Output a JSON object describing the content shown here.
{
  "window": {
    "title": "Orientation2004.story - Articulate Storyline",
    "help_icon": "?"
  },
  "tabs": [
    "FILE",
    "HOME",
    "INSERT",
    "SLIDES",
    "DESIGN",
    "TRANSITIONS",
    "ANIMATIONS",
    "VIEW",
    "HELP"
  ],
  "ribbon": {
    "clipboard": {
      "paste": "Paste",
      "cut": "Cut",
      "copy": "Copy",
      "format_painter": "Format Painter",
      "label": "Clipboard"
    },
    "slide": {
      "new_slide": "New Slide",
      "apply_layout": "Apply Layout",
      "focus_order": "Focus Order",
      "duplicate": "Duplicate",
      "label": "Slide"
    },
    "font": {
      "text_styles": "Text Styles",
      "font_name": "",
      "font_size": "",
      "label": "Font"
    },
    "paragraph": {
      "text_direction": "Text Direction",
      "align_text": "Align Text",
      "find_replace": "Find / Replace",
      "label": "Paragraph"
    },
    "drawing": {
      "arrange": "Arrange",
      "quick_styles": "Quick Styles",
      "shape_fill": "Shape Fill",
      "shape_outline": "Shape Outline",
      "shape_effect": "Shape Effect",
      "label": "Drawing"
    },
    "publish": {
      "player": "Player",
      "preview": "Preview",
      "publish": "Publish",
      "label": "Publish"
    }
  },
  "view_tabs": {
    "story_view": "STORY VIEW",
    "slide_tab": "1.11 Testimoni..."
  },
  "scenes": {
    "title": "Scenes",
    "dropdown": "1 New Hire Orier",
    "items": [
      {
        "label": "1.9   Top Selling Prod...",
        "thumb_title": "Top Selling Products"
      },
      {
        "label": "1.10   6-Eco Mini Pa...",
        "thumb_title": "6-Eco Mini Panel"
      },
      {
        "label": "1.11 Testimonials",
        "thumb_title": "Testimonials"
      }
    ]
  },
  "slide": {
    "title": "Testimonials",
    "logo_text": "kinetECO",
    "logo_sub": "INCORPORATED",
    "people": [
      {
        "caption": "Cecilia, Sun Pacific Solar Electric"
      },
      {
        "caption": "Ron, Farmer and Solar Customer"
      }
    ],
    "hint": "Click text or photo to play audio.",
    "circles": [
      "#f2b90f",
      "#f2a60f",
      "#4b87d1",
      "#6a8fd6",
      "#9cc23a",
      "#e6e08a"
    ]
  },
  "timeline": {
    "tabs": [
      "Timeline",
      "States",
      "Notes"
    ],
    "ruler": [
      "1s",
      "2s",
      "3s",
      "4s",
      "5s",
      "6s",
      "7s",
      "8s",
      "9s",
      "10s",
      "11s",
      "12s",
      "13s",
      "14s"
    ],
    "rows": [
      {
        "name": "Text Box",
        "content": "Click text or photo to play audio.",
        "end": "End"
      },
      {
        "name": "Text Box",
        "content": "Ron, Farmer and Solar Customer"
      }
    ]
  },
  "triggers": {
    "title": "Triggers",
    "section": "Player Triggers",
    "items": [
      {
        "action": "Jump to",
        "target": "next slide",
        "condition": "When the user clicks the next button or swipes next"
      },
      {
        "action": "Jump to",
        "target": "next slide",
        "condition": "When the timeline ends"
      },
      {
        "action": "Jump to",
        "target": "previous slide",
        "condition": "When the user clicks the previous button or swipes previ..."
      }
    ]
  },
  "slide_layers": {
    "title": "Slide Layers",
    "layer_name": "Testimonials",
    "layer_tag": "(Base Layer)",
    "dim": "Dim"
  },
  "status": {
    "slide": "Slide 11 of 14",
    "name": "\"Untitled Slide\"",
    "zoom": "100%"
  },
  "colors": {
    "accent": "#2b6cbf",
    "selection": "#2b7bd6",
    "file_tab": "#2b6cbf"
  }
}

-- Exercise prompt --
What is needed here is an exact reproduction of all the entries.

-- Solved exercise --
Output a JSON object describing the content shown here.
{
  "window": {
    "title": "Orientation2004.story - Articulate Storyline",
    "help_icon": "?"
  },
  "tabs": [
    "FILE",
    "HOME",
    "INSERT",
    "SLIDES",
    "DESIGN",
    "TRANSITIONS",
    "ANIMATIONS",
    "VIEW",
    "HELP"
  ],
  "ribbon": {
    "clipboard": {
      "paste": "Paste",
      "cut": "Cut",
      "copy": "Copy",
      "format_painter": "Format Painter",
      "label": "Clipboard"
    },
    "slide": {
      "new_slide": "New Slide",
      "apply_layout": "Apply Layout",
      "focus_order": "Focus Order",
      "duplicate": "Duplicate",
      "label": "Slide"
    },
    "font": {
      "text_styles": "Text Styles",
      "font_name": "",
      "font_size": "",
      "label": "Font"
    },
    "paragraph": {
      "text_direction": "Text Direction",
      "align_text": "Align Text",
      "find_replace": "Find / Replace",
      "label": "Paragraph"
    },
    "drawing": {
      "arrange": "Arrange",
      "quick_styles": "Quick Styles",
      "shape_fill": "Shape Fill",
      "shape_outline": "Shape Outline",
      "shape_effect": "Shape Effect",
      "label": "Drawing"
    },
    "publish": {
      "player": "Player",
      "preview": "Preview",
      "publish": "Publish",
      "label": "Publish"
    }
  },
  "view_tabs": {
    "story_view": "STORY VIEW",
    "slide_tab": "1.11 Testimoni..."
  },
  "scenes": {
    "title": "Scenes",
    "dropdown": "1 New Hire Orier",
    "items": [
      {
        "label": "1.9   Top Selling Prod...",
        "thumb_title": "Top Selling Products"
      },
      {
        "label": "1.10   6-Eco Mini Pa...",
        "thumb_title": "6-Eco Mini Panel"
      },
      {
        "label": "1.11 Testimonials",
        "thumb_title": "Testimonials"
      }
    ]
  },
  "slide": {
    "title": "Testimonials",
    "logo_text": "kinetECO",
    "logo_sub": "INCORPORATED",
    "people": [
      {
        "caption": "Cecilia, Sun Pacific Solar Electric"
      },
      {
        "caption": "Ron, Farmer and Solar Customer"
      }
    ],
    "hint": "Click text or photo to play audio.",
    "circles": [
      "#f2b90f",
      "#f2a60f",
      "#4b87d1",
      "#6a8fd6",
      "#9cc23a",
      "#e6e08a"
    ]
  },
  "timeline": {
    "tabs": [
      "Timeline",
      "States",
      "Notes"
    ],
    "ruler": [
      "1s",
      "2s",
      "3s",
      "4s",
      "5s",
      "6s",
      "7s",
      "8s",
      "9s",
      "10s",
      "11s",
      "12s",
      "13s",
      "14s"
    ],
    "rows": [
      {
        "name": "Text Box",
        "content": "Click text or photo to play audio.",
        "end": "End"
      },
      {
        "name": "Text Box",
        "content": "Ron, Farmer and Solar Customer"
      }
    ]
  },
  "triggers": {
    "title": "Triggers",
    "section": "Player Triggers",
    "items": [
      {
        "action": "Jump to",
        "target": "next slide",
        "condition": "When the user clicks the next button or swipes next"
      },
      {
        "action": "Jump to",
        "target": "next slide",
        "condition": "When the timeline ends"
      },
      {
        "action": "Jump to",
        "target": "previous slide",
        "condition": "When the user clicks the previous button or swipes previ..."
      }
    ]
  },
  "slide_layers": {
    "title": "Slide Layers",
    "layer_name": "Testimonials",
    "layer_tag": "(Base Layer)",
    "dim": "Dim"
  },
  "status": {
    "slide": "Slide 11 of 14",
    "name": "\"Untitled Slide\"",
    "zoom": "100%"
  },
  "colors": {
    "accent": "#2b6cbf",
    "selection": "#2b7bd6",
    "file_tab": "#2b6cbf"
  }
}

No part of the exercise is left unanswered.